§ **Material provided**:
## start
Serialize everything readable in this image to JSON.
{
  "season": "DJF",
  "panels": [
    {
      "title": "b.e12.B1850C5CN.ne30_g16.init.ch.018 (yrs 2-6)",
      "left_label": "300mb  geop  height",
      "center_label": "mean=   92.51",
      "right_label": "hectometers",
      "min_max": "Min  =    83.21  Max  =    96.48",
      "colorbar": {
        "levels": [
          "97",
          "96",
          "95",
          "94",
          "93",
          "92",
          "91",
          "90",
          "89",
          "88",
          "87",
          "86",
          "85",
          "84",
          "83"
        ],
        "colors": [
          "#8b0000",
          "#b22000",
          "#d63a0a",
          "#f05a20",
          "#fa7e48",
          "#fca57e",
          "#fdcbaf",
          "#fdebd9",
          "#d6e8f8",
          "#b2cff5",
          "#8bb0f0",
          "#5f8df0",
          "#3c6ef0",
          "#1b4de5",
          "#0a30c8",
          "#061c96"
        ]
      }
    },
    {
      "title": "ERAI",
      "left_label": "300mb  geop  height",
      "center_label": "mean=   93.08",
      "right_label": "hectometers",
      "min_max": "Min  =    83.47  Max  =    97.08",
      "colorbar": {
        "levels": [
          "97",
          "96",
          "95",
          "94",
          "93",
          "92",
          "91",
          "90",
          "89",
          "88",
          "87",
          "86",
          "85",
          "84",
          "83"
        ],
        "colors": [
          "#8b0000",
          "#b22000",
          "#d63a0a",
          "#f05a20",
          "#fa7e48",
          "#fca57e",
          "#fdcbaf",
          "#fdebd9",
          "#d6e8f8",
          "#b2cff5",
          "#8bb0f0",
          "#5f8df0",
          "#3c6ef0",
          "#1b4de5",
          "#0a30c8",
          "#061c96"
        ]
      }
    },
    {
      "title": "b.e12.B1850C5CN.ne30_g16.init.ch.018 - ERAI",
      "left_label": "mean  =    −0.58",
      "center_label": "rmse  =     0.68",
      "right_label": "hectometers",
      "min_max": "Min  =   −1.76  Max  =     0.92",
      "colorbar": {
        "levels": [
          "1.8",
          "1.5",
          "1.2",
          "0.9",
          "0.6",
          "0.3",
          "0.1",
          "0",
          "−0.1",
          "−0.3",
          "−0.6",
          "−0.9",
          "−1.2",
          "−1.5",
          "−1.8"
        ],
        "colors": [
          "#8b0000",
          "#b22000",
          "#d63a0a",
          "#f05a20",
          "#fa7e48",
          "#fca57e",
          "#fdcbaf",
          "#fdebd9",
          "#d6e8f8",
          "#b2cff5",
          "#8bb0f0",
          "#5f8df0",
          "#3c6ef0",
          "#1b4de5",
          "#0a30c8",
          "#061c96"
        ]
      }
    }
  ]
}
## end
§ **Instruction**:
Transcribe each record exactly. Leave nothing out.

§ **Full output**:
Serialize everything readable in this image to JSON.
{
  "season": "DJF",
  "panels": [
    {
      "title": "b.e12.B1850C5CN.ne30_g16.init.ch.018 (yrs 2-6)",
      "left_label": "300mb  geop  height",
      "center_label": "mean=   92.51",
      "right_label": "hectometers",
      "min_max": "Min  =    83.21  Max  =    96.48",
      "colorbar": {
        "levels": [
          "97",
          "96",
          "95",
          "94",
          "93",
          "92",
          "91",
          "90",
          "89",
          "88",
          "87",
          "86",
          "85",
          "84",
          "83"
        ],
        "colors": [
          "#8b0000",
          "#b22000",
          "#d63a0a",
          "#f05a20",
          "#fa7e48",
          "#fca57e",
          "#fdcbaf",
          "#fdebd9",
          "#d6e8f8",
          "#b2cff5",
          "#8bb0f0",
          "#5f8df0",
          "#3c6ef0",
          "#1b4de5",
          "#0a30c8",
          "#061c96"
        ]
      }
    },
    {
      "title": "ERAI",
      "left_label": "300mb  geop  height",
      "center_label": "mean=   93.08",
      "right_label": "hectometers",
      "min_max": "Min  =    83.47  Max  =    97.08",
      "colorbar": {
        "levels": [
          "97",
          "96",
          "95",
          "94",
          "93",
          "92",
          "91",
          "90",
          "89",
          "88",
          "87",
          "86",
          "85",
          "84",
          "83"
        ],
        "colors": [
          "#8b0000",
          "#b22000",
          "#d63a0a",
          "#f05a20",
          "#fa7e48",
          "#fca57e",
          "#fdcbaf",
          "#fdebd9",
          "#d6e8f8",
          "#b2cff5",
          "#8bb0f0",
          "#5f8df0",
          "#3c6ef0",
          "#1b4de5",
          "#0a30c8",
          "#061c96"
        ]
      }
    },
    {
      "title": "b.e12.B1850C5CN.ne30_g16.init.ch.018 - ERAI",
      "left_label": "mean  =    −0.58",
      "center_label": "rmse  =     0.68",
      "right_label": "hectometers",
      "min_max": "Min  =   −1.76  Max  =     0.92",
      "colorbar": {
        "levels": [
          "1.8",
          "1.5",
          "1.2",
          "0.9",
          "0.6",
          "0.3",
          "0.1",
          "0",
          "−0.1",
          "−0.3",
          "−0.6",
          "−0.9",
          "−1.2",
          "−1.5",
          "−1.8"
        ],
        "colors": [
          "#8b0000",
          "#b22000",
          "#d63a0a",
          "#f05a20",
          "#fa7e48",
          "#fca57e",
          "#fdcbaf",
          "#fdebd9",
          "#d6e8f8",
          "#b2cff5",
          "#8bb0f0",
          "#5f8df0",
          "#3c6ef0",
          "#1b4de5",
          "#0a30c8",
          "#061c96"
        ]
      }
    }
  ]
}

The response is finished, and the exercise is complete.